Skip any picture you find and retype all the remaining lines exactly.

-- RECORDS SHOWN start --

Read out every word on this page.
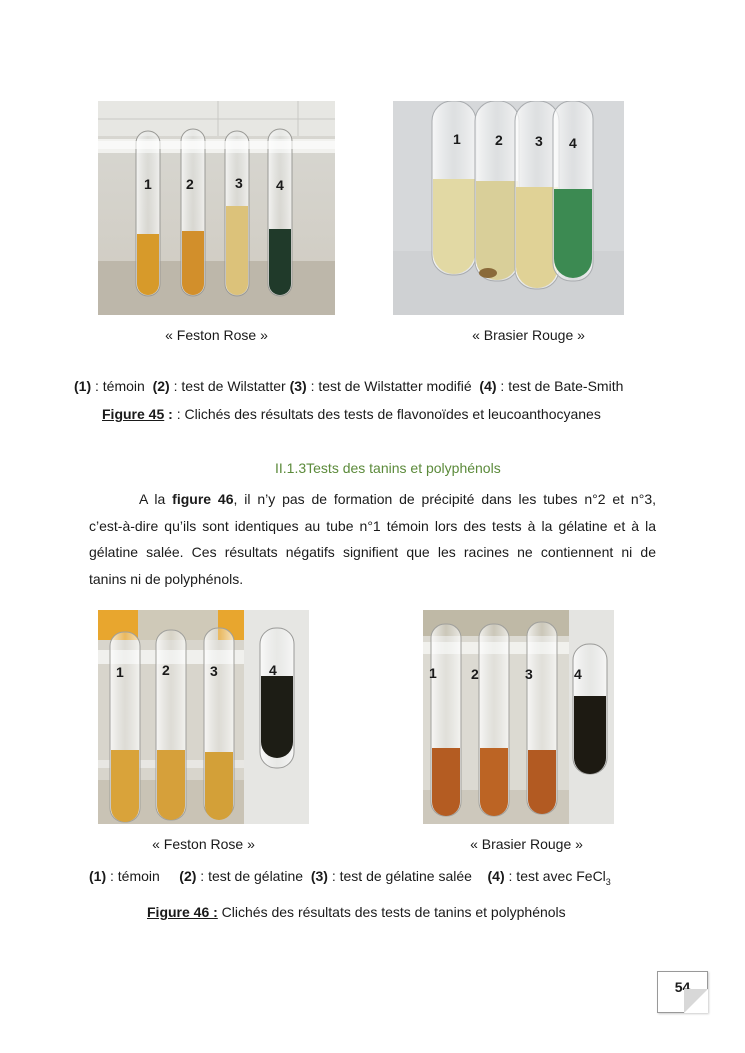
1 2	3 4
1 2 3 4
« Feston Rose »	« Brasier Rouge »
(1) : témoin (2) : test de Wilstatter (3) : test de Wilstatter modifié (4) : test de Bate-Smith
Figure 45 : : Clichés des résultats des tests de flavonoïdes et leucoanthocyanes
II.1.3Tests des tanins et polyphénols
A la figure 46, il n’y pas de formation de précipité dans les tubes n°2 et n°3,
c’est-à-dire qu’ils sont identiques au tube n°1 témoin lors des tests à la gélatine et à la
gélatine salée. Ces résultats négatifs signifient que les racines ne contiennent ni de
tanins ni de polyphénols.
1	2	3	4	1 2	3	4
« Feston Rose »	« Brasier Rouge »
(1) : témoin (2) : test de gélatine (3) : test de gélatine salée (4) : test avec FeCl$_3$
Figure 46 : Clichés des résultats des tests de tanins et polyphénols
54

-- RECORDS SHOWN end --

> SOLUTION TO THIS EXERCISE:
Read out every word on this page.
1 2	3 4
1 2 3 4
« Feston Rose »	« Brasier Rouge »
(1) : témoin (2) : test de Wilstatter (3) : test de Wilstatter modifié (4) : test de Bate-Smith
Figure 45 : : Clichés des résultats des tests de flavonoïdes et leucoanthocyanes
II.1.3Tests des tanins et polyphénols
A la figure 46, il n’y pas de formation de précipité dans les tubes n°2 et n°3,
c’est-à-dire qu’ils sont identiques au tube n°1 témoin lors des tests à la gélatine et à la
gélatine salée. Ces résultats négatifs signifient que les racines ne contiennent ni de
tanins ni de polyphénols.
1	2	3	4	1 2	3	4
« Feston Rose »	« Brasier Rouge »
(1) : témoin (2) : test de gélatine (3) : test de gélatine salée (4) : test avec FeCl$_3$
Figure 46 : Clichés des résultats des tests de tanins et polyphénols
54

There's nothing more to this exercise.